--- Provided material ---
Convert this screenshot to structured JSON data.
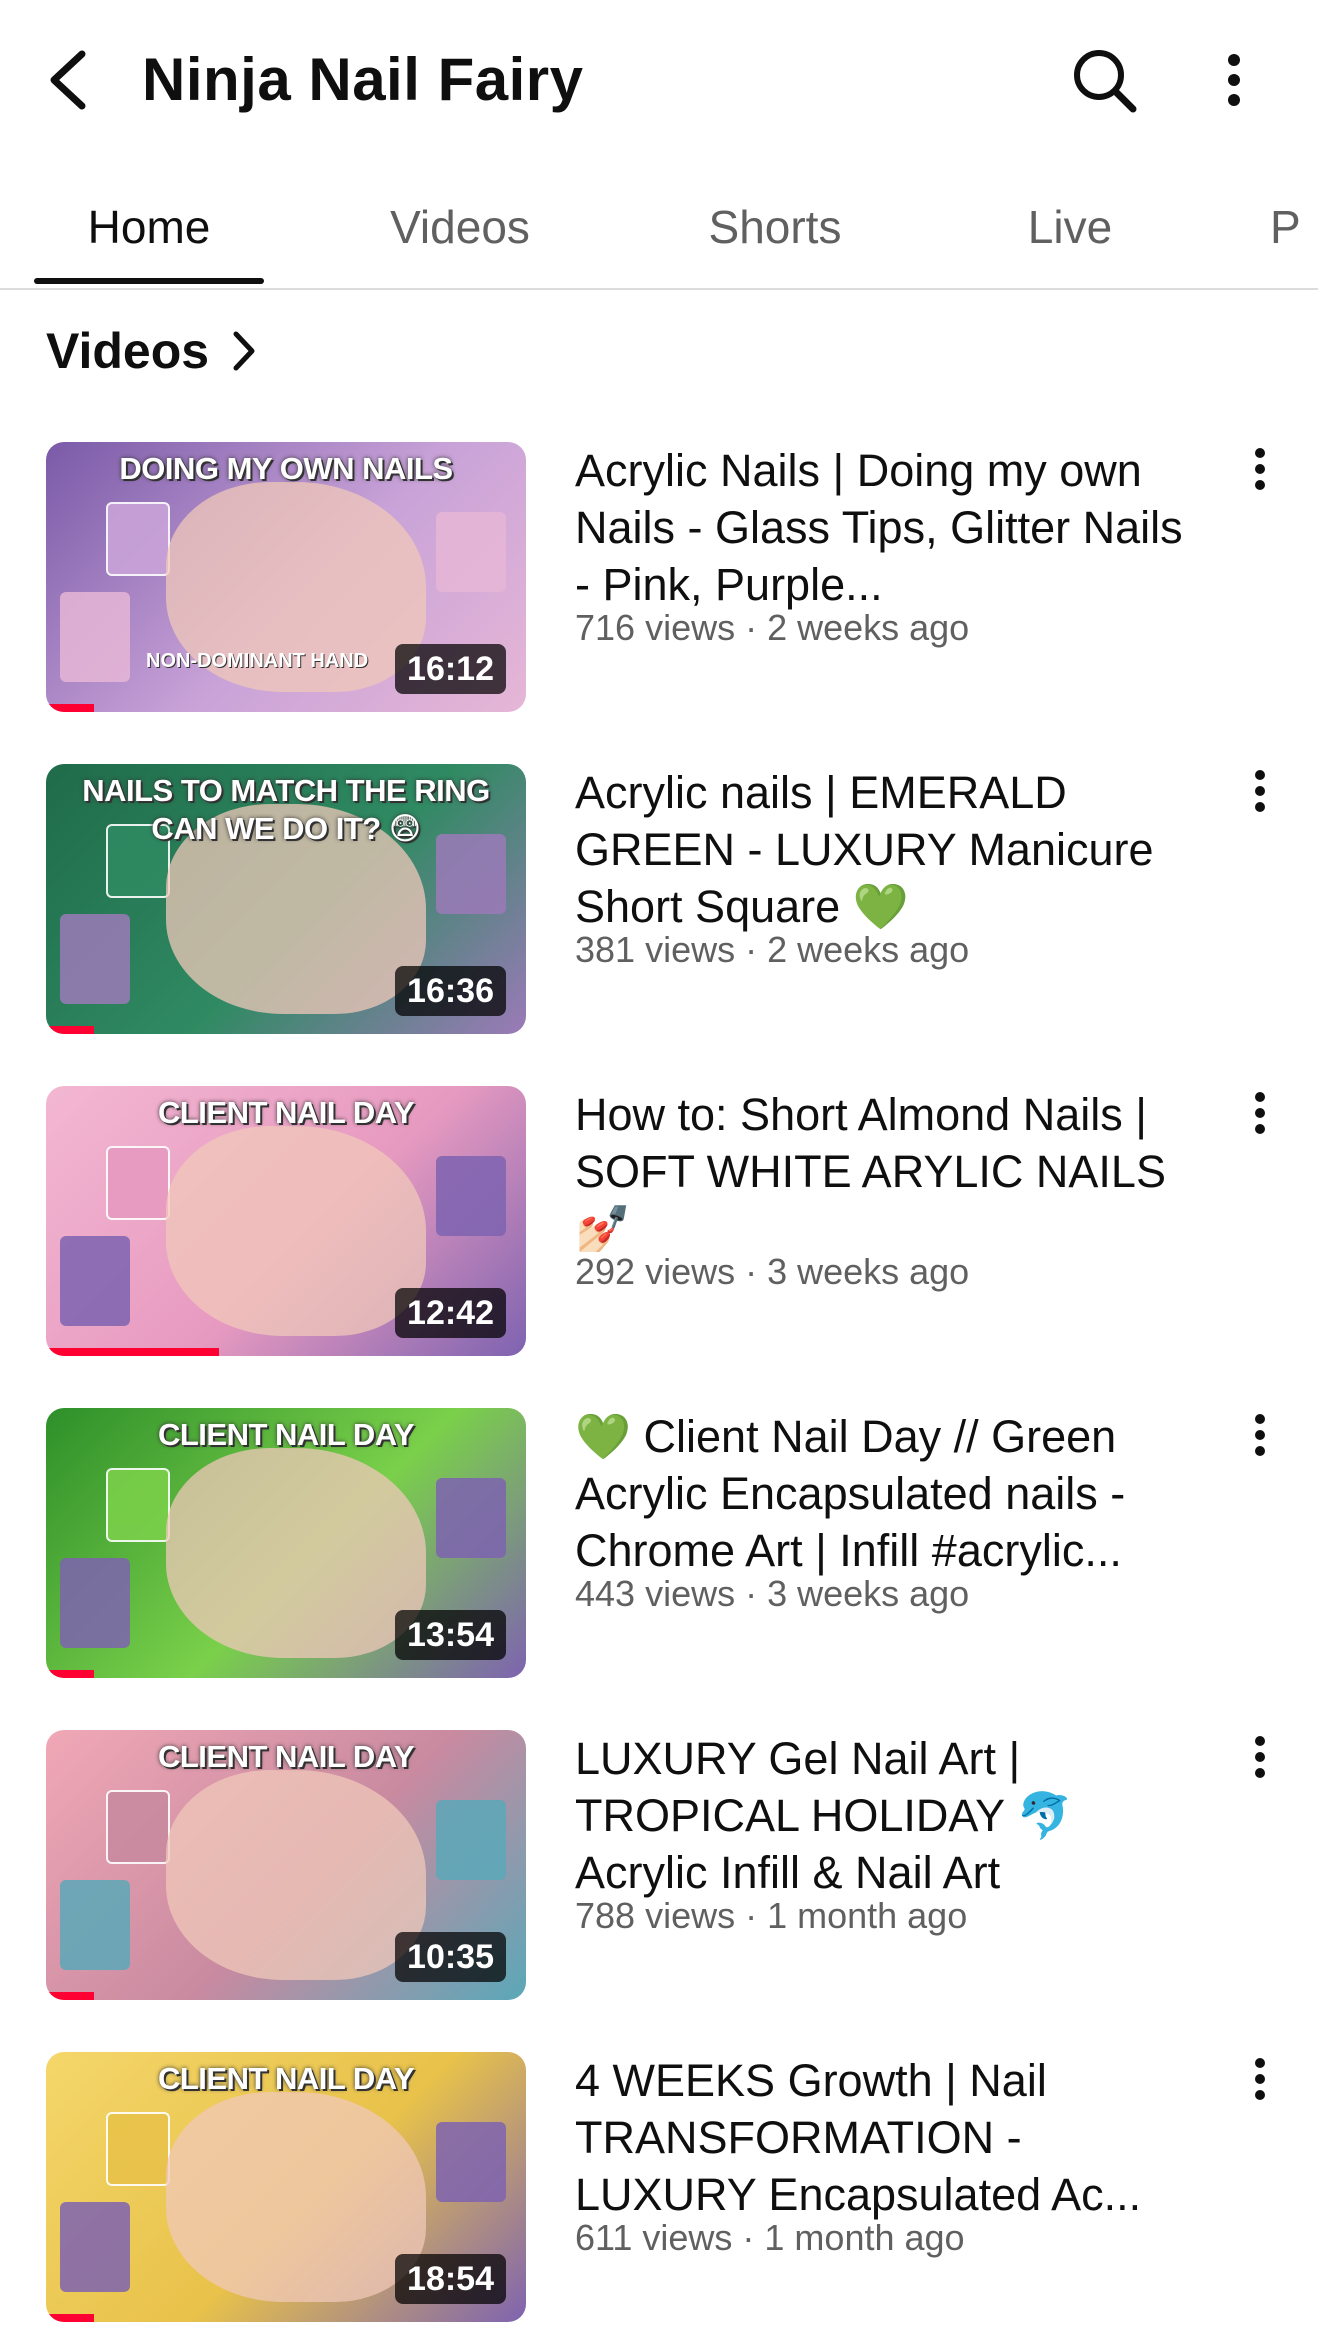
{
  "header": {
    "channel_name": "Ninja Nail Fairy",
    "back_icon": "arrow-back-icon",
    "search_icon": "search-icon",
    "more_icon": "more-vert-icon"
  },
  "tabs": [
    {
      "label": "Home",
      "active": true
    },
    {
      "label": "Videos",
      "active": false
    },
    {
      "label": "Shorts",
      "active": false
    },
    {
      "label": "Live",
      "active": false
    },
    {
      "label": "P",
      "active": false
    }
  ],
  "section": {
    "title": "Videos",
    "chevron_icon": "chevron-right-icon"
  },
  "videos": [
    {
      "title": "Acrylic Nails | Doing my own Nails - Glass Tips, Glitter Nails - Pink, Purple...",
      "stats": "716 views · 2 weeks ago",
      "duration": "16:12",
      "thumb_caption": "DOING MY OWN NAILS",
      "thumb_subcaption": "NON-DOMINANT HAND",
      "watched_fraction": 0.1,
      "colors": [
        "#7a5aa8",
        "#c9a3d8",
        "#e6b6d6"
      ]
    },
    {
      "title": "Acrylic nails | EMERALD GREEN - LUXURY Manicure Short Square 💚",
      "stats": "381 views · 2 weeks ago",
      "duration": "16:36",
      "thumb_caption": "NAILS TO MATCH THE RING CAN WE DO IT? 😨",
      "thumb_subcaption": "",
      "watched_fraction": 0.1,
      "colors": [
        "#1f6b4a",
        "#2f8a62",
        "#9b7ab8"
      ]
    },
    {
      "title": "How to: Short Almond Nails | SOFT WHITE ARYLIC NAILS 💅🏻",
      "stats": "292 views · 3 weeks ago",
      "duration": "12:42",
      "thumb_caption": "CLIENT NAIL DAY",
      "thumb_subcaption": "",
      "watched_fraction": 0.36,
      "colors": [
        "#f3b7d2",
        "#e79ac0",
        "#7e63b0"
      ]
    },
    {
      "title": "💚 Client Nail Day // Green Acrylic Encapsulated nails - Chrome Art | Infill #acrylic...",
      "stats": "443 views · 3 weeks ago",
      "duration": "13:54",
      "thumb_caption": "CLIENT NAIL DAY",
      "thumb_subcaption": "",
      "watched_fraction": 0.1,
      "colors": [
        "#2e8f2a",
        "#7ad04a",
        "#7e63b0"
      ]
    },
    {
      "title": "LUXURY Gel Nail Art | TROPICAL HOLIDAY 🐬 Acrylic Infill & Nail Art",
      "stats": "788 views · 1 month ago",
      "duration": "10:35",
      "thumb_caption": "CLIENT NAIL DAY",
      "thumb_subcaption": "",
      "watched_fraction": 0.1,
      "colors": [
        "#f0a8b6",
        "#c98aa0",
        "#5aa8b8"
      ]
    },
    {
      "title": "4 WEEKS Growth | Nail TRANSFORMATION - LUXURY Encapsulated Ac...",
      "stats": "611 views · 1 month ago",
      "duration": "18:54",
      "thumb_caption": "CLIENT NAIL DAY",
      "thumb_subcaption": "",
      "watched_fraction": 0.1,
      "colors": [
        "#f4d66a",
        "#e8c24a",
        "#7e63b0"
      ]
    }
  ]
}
---
### [Work instructions]
Copy each line holding the word "Encapsulated" from the listing above.

### [Exercise answer]
      "title": "💚 Client Nail Day // Green Acrylic Encapsulated nails - Chrome Art | Infill #acrylic...",
      "title": "4 WEEKS Growth | Nail TRANSFORMATION - LUXURY Encapsulated Ac...",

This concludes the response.